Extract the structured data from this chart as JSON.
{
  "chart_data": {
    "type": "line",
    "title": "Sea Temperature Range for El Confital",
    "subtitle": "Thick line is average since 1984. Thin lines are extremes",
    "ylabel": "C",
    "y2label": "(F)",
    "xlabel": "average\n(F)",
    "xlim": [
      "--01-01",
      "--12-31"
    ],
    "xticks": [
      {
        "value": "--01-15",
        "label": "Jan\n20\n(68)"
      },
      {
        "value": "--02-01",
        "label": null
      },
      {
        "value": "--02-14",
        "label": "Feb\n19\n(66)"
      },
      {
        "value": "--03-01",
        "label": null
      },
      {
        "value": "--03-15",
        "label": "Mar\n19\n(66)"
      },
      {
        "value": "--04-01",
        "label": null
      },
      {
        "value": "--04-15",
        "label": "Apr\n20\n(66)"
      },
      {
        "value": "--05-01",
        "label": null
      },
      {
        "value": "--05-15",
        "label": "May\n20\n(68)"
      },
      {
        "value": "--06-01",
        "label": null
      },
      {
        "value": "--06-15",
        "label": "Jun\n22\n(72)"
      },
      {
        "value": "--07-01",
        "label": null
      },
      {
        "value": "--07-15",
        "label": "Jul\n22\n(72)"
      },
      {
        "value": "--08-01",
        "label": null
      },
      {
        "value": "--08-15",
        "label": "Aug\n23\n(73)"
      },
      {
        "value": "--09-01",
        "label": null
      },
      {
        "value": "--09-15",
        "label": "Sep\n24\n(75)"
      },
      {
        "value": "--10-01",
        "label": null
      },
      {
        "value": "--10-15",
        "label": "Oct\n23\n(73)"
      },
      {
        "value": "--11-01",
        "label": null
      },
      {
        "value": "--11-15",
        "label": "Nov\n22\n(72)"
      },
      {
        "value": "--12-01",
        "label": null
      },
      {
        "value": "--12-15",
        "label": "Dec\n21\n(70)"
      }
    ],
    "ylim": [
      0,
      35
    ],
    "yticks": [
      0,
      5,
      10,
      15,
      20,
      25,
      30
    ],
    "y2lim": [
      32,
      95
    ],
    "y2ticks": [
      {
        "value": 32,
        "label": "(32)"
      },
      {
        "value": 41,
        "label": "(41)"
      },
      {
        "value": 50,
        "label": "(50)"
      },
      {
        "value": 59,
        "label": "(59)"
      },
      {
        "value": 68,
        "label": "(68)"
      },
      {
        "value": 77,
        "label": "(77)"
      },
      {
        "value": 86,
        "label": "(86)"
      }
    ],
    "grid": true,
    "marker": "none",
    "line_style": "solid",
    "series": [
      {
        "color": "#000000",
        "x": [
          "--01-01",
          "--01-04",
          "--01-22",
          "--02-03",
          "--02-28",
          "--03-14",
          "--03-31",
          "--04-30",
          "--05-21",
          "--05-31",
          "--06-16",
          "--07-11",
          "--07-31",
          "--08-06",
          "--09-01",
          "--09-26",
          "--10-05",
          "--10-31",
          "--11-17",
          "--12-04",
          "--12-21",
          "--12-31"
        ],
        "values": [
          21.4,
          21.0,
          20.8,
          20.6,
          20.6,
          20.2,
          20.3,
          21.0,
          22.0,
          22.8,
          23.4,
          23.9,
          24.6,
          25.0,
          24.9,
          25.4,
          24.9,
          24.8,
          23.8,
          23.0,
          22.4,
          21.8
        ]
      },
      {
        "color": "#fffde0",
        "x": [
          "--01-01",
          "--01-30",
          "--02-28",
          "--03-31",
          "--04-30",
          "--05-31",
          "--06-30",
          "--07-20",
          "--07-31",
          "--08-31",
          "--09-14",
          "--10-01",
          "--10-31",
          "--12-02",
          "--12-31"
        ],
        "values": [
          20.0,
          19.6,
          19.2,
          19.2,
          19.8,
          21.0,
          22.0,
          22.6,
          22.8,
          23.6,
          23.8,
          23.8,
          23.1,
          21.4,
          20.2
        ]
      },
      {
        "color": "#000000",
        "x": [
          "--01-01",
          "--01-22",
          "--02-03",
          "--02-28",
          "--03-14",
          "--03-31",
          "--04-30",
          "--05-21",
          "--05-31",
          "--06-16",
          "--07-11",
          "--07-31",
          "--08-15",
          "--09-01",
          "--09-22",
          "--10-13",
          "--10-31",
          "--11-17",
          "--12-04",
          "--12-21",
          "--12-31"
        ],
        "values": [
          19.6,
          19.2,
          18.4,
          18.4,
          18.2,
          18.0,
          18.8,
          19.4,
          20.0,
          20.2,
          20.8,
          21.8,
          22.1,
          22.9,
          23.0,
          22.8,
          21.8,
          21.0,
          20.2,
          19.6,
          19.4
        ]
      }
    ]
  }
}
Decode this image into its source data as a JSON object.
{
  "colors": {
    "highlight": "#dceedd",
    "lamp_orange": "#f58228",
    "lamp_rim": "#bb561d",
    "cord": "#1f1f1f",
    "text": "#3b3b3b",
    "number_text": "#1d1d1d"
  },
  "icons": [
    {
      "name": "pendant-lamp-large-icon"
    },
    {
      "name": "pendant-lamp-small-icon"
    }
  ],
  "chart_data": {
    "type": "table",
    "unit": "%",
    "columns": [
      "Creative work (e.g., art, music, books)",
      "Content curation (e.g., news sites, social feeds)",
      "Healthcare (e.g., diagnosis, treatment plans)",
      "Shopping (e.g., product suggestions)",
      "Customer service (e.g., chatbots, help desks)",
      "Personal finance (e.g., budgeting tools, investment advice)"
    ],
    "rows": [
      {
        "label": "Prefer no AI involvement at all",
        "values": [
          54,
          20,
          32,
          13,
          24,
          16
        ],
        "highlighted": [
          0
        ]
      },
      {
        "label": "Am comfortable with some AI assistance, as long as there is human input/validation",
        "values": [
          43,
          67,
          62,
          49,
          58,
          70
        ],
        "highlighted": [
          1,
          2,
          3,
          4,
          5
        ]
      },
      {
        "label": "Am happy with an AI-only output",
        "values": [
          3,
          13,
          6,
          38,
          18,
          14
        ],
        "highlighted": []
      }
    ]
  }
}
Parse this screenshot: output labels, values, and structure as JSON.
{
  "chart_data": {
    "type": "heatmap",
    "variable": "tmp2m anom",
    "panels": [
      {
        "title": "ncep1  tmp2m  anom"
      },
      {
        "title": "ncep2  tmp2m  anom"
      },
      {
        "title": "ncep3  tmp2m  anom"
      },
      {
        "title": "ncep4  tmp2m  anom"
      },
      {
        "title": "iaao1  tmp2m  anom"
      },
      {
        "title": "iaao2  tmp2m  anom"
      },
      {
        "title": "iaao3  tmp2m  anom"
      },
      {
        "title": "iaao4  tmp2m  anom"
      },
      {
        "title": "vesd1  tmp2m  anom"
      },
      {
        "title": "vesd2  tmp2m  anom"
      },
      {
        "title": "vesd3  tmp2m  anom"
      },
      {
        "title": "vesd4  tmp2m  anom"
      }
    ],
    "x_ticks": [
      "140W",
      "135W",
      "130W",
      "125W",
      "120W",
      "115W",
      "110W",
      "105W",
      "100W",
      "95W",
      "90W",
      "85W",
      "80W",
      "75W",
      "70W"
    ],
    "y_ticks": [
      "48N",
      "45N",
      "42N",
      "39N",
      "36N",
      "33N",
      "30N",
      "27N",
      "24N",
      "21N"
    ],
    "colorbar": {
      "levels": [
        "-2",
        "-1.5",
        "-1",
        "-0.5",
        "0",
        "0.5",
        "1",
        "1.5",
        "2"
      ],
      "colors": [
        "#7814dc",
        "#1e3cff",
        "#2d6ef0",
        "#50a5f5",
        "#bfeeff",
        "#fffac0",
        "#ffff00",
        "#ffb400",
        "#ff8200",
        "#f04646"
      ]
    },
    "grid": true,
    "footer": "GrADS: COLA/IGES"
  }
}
++++++
§ **TASK TO COMPLETE**
Gather each line holding the string "name".

§ **CORRECT OUTPUT**
      "name": "pendant-lamp-large-icon"
      "name": "pendant-lamp-small-icon"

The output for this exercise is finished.